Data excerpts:
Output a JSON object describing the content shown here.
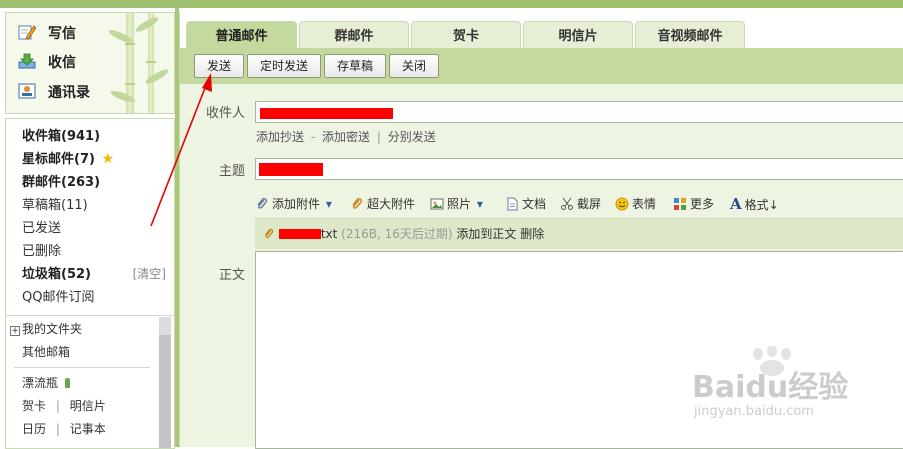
{
  "sidebar": {
    "quick": [
      {
        "label": "写信",
        "icon": "pencil-paper-icon"
      },
      {
        "label": "收信",
        "icon": "inbox-download-icon"
      },
      {
        "label": "通讯录",
        "icon": "contacts-card-icon"
      }
    ],
    "folders": [
      {
        "label": "收件箱(941)",
        "bold": true
      },
      {
        "label": "星标邮件(7)",
        "bold": true,
        "icon": "star-icon"
      },
      {
        "label": "群邮件(263)",
        "bold": true
      },
      {
        "label": "草稿箱(11)",
        "bold": false
      },
      {
        "label": "已发送",
        "bold": false
      },
      {
        "label": "已删除",
        "bold": false
      },
      {
        "label": "垃圾箱(52)",
        "bold": true,
        "action": "[清空]"
      },
      {
        "label": "QQ邮件订阅",
        "bold": false
      }
    ],
    "my_folders": "我的文件夹",
    "my_folders_icon": "expand-plus-icon",
    "other_mailbox": "其他邮箱",
    "drift_bottle": "漂流瓶",
    "drift_bottle_icon": "bottle-icon",
    "links_row1": [
      "贺卡",
      "明信片"
    ],
    "links_row2": [
      "日历",
      "记事本"
    ]
  },
  "tabs": [
    {
      "label": "普通邮件",
      "active": true
    },
    {
      "label": "群邮件",
      "active": false
    },
    {
      "label": "贺卡",
      "active": false
    },
    {
      "label": "明信片",
      "active": false
    },
    {
      "label": "音视频邮件",
      "active": false
    }
  ],
  "toolbar": {
    "send": "发送",
    "scheduled_send": "定时发送",
    "save_draft": "存草稿",
    "close": "关闭"
  },
  "form": {
    "recipient_label": "收件人",
    "recipient_links": [
      "添加抄送",
      "添加密送",
      "分别发送"
    ],
    "recipient_links_sep": [
      "-",
      "|"
    ],
    "subject_label": "主题",
    "body_label": "正文"
  },
  "editor_toolbar": [
    {
      "label": "添加附件",
      "icon": "paperclip-icon",
      "dropdown": true
    },
    {
      "label": "超大附件",
      "icon": "big-paperclip-icon"
    },
    {
      "label": "照片",
      "icon": "photo-icon",
      "dropdown": true
    },
    {
      "label": "文档",
      "icon": "document-icon"
    },
    {
      "label": "截屏",
      "icon": "scissors-icon"
    },
    {
      "label": "表情",
      "icon": "smiley-icon"
    },
    {
      "label": "更多",
      "icon": "grid-icon"
    },
    {
      "label": "格式",
      "icon": "text-format-icon",
      "suffix": "↓"
    }
  ],
  "attachment": {
    "name_suffix": "txt",
    "meta": "(216B, 16天后过期)",
    "add_to_body": "添加到正文",
    "delete": "删除"
  },
  "watermark": {
    "brand": "Baidu经验",
    "url": "jingyan.baidu.com"
  }
}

REQUEST:
Every record above should be transcribed exactly; the pictures stay out of the copy.

THE ANSWER:
Output a JSON object describing the content shown here.
{
  "sidebar": {
    "quick": [
      {
        "label": "写信",
        "icon": "pencil-paper-icon"
      },
      {
        "label": "收信",
        "icon": "inbox-download-icon"
      },
      {
        "label": "通讯录",
        "icon": "contacts-card-icon"
      }
    ],
    "folders": [
      {
        "label": "收件箱(941)",
        "bold": true
      },
      {
        "label": "星标邮件(7)",
        "bold": true,
        "icon": "star-icon"
      },
      {
        "label": "群邮件(263)",
        "bold": true
      },
      {
        "label": "草稿箱(11)",
        "bold": false
      },
      {
        "label": "已发送",
        "bold": false
      },
      {
        "label": "已删除",
        "bold": false
      },
      {
        "label": "垃圾箱(52)",
        "bold": true,
        "action": "[清空]"
      },
      {
        "label": "QQ邮件订阅",
        "bold": false
      }
    ],
    "my_folders": "我的文件夹",
    "my_folders_icon": "expand-plus-icon",
    "other_mailbox": "其他邮箱",
    "drift_bottle": "漂流瓶",
    "drift_bottle_icon": "bottle-icon",
    "links_row1": [
      "贺卡",
      "明信片"
    ],
    "links_row2": [
      "日历",
      "记事本"
    ]
  },
  "tabs": [
    {
      "label": "普通邮件",
      "active": true
    },
    {
      "label": "群邮件",
      "active": false
    },
    {
      "label": "贺卡",
      "active": false
    },
    {
      "label": "明信片",
      "active": false
    },
    {
      "label": "音视频邮件",
      "active": false
    }
  ],
  "toolbar": {
    "send": "发送",
    "scheduled_send": "定时发送",
    "save_draft": "存草稿",
    "close": "关闭"
  },
  "form": {
    "recipient_label": "收件人",
    "recipient_links": [
      "添加抄送",
      "添加密送",
      "分别发送"
    ],
    "recipient_links_sep": [
      "-",
      "|"
    ],
    "subject_label": "主题",
    "body_label": "正文"
  },
  "editor_toolbar": [
    {
      "label": "添加附件",
      "icon": "paperclip-icon",
      "dropdown": true
    },
    {
      "label": "超大附件",
      "icon": "big-paperclip-icon"
    },
    {
      "label": "照片",
      "icon": "photo-icon",
      "dropdown": true
    },
    {
      "label": "文档",
      "icon": "document-icon"
    },
    {
      "label": "截屏",
      "icon": "scissors-icon"
    },
    {
      "label": "表情",
      "icon": "smiley-icon"
    },
    {
      "label": "更多",
      "icon": "grid-icon"
    },
    {
      "label": "格式",
      "icon": "text-format-icon",
      "suffix": "↓"
    }
  ],
  "attachment": {
    "name_suffix": "txt",
    "meta": "(216B, 16天后过期)",
    "add_to_body": "添加到正文",
    "delete": "删除"
  },
  "watermark": {
    "brand": "Baidu经验",
    "url": "jingyan.baidu.com"
  }
}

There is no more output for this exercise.